### Quoted passage

I found your site this morning while searching pics of PSH on google. Fantastic images!
I used to go here in the mid to late 60's when i was a little kid with my Mom and Grandmother when they would go to visit my Grandfather, who was a patient there. He was a violent alcoholic. I guess back then he was considered insane. He never made it out of that place. He died there in 67, maybe 68, and I imagine he was autopsied in this very room. It's really extremely sad to see these pictures, no matter how fascinating they are. he was an Italian immigrant who's name is on the wall at Ellis Island, and it's depressing to think that his American life that must have began with such promise and hope for a better future ended in a terrible and demoralizing place like Pilgrim. Inever went inside. I always stayed outside in the car, but the sight of the smokestacks brings back vivid childhood images that are as haunting and depressing now as they were 40 years ago.
I stumbled across this site today and I must say it is fascinating. One of the other posts mentioned wanting to see the inside of some of these buildings etc. Well you can try going to the site below and they have a huge assortment of photos of the various buildings, plus other buildings as well. Check it out. http://www.lioddities.com
I USED TO GO TO THE OLD BUILDING ON COMMAC ROAD IN THE 70'S EARLY 80'S DURING THE DAY AND AT NIGHT I REMEMBER OF A STORY OF A GUY NAMED ABDUL WHO SUPPOSEDLY LIVED OFF THE C- RATIONS LEFT BEHIND IN THE OLD BUILDINGS BACK THEN I BELIEVED THAT LIKE ALL THE OTHER KIDS BACK THEN WE USED TO WANDER THE GROUNDS AT NIGHT AND DAY GOING IN THE STEAM TUNNELS THAT WOUND AROUND THE WHOLE COMPLEX ONE TIME ME AND MY COUSIN WENT ALL THE WAY UP TO WHAT WAS CALLED THE ' CROWN 'IT WAS PRETTY SPOOKY WE HEARD STRANGE NOISES BUT NOW WE ATTRIBUTE THAT TO AN ACTIVE IMAGINATION THE SITE IS NOW A NYS DEC AREA FOR HIKING I HAVE AN OLD PICTURE OF THE OLD BUILDING IF I CAN FIND IT ILL POST IT
PSH was named after Dr. Charles Winfield Pilgrim, who devoted fifty years of his life caring for the state's psychiatric patients. He stepped down to a superintendent position from being the chairman of the State Hospital Commission to work more closely with the patients.
What you have to keep in mind about PSH is that back in the 1950s and 1960s, when most of the surrounding architecture was brand new development homes, this was the biggest architectural feature of western Suffolk, looming over the landscape for miles.
It was spooky at night and especially at Halloween, but rather than eerie, it was appallingly dreary -- you could sense all the unwell (and desperately unhappy) people who had ever been there.
And a mental institution should NEVER be designed to look like a fortress prison. Especially one named for a Pilgrim, someone journeying to a holy place. (Besides, Pilgrims are Mass., not NY social myths.)
Just look at the enlightened "therapies" they performed. You're not officially allowed to do any of that to a prisoner of war nowadays.
Like so many of its companion "hospitals" in Suffolk, it deserves to be closed, and razed.
Maybe something healthy and good can grow there now.
What the fuck is the hair coming out of the body freezer, You may never answer this, but this photo is fucking driving me nuts, What the hell IS that??

### Recorded information
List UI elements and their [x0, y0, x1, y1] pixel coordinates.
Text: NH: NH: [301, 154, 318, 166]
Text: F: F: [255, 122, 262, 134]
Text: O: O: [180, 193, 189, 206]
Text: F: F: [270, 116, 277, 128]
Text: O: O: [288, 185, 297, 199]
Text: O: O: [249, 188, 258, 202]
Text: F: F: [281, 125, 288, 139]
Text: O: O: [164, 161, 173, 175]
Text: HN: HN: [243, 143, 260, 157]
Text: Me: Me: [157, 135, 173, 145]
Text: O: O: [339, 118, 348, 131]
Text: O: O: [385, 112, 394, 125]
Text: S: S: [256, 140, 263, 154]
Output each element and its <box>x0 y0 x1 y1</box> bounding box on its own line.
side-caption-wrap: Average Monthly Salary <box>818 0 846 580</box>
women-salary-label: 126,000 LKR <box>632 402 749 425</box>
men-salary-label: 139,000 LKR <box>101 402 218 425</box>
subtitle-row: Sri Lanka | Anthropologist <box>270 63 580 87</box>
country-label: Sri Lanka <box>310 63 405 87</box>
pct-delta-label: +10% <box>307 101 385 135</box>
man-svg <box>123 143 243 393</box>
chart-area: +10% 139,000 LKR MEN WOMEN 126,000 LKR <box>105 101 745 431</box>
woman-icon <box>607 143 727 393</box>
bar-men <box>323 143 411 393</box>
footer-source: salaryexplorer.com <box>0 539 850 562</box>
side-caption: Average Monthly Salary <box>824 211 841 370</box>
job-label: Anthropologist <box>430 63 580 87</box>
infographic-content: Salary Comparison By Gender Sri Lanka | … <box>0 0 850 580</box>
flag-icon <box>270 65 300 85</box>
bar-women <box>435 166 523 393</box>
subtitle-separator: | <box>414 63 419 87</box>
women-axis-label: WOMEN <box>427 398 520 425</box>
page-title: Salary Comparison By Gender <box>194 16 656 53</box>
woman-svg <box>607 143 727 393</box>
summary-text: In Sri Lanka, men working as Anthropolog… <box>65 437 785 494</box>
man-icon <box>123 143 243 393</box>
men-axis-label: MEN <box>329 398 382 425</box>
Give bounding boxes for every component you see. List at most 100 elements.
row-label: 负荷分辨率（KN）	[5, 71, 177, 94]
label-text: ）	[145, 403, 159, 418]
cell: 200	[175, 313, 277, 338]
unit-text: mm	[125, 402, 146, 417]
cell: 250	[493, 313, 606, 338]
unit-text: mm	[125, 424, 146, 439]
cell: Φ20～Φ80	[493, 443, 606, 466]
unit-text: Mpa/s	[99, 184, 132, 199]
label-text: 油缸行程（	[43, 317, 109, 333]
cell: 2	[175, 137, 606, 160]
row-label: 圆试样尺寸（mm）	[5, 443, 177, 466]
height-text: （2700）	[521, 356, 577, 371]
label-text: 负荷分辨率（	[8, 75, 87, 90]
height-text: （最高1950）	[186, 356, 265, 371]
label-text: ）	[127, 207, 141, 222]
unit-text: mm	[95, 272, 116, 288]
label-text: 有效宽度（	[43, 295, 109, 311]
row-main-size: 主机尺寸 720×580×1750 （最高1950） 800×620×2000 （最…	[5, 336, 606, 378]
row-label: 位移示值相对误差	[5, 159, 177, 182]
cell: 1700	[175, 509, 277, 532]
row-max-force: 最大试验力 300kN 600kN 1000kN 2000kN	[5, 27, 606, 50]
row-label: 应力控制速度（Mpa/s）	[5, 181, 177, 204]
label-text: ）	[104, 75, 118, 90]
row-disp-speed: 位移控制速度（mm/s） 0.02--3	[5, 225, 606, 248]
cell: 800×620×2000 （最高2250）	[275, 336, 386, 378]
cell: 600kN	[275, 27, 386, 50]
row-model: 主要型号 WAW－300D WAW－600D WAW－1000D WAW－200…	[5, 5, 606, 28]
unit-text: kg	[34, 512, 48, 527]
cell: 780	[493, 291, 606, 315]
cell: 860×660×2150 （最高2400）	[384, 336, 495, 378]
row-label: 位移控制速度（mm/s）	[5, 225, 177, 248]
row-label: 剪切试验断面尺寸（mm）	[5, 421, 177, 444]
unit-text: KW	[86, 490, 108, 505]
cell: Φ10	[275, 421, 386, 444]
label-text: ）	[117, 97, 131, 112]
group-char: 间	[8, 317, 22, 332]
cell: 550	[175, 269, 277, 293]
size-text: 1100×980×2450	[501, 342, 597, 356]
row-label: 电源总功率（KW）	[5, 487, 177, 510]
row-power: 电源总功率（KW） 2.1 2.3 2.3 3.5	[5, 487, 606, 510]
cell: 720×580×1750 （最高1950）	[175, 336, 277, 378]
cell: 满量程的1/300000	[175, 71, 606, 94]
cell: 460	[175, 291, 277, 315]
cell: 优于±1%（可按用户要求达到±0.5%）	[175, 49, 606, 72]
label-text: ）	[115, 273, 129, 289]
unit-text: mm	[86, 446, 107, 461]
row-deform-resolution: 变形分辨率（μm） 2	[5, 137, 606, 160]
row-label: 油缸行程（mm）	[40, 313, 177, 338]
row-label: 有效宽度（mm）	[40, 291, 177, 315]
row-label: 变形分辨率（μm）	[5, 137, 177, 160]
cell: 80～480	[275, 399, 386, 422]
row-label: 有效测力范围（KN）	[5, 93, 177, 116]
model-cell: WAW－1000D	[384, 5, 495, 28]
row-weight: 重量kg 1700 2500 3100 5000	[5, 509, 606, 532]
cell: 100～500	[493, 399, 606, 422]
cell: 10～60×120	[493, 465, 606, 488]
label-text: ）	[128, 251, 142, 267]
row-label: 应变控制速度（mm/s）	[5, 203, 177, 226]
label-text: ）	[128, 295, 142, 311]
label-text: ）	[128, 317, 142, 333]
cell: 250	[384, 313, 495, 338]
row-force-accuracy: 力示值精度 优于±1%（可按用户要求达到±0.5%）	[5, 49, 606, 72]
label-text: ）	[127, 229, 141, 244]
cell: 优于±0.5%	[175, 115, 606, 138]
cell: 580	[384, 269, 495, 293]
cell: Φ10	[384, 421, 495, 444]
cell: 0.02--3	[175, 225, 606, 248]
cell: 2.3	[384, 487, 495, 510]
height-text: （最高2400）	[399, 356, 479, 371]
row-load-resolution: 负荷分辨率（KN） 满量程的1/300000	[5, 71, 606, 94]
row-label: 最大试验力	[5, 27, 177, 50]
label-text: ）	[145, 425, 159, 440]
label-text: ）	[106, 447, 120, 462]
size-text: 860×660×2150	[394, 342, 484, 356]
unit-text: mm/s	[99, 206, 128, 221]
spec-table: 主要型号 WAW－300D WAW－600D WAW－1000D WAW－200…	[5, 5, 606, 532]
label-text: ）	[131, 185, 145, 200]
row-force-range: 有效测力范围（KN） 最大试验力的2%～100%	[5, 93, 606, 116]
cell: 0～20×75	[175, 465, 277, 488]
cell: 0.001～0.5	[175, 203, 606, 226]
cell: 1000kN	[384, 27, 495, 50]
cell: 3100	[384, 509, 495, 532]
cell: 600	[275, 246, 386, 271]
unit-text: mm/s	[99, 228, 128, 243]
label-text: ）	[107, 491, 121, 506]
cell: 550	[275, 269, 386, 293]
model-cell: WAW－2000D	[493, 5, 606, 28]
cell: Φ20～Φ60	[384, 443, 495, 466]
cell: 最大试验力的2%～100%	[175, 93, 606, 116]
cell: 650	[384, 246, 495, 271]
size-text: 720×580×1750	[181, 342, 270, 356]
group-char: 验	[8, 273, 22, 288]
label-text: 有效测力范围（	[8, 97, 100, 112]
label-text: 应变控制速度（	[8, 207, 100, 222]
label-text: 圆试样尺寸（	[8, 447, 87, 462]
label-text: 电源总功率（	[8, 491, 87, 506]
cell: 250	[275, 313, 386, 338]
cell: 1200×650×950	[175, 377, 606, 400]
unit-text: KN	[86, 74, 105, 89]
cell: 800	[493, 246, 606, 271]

### Problem statement
According to the comments about Pilgrim State Hospital, who was the hospital named after? The items are separate material and have no connection to the comments about Pilgrim State Hospital.

### Solution to this exercise
Dr. Charles Winfield Pilgrim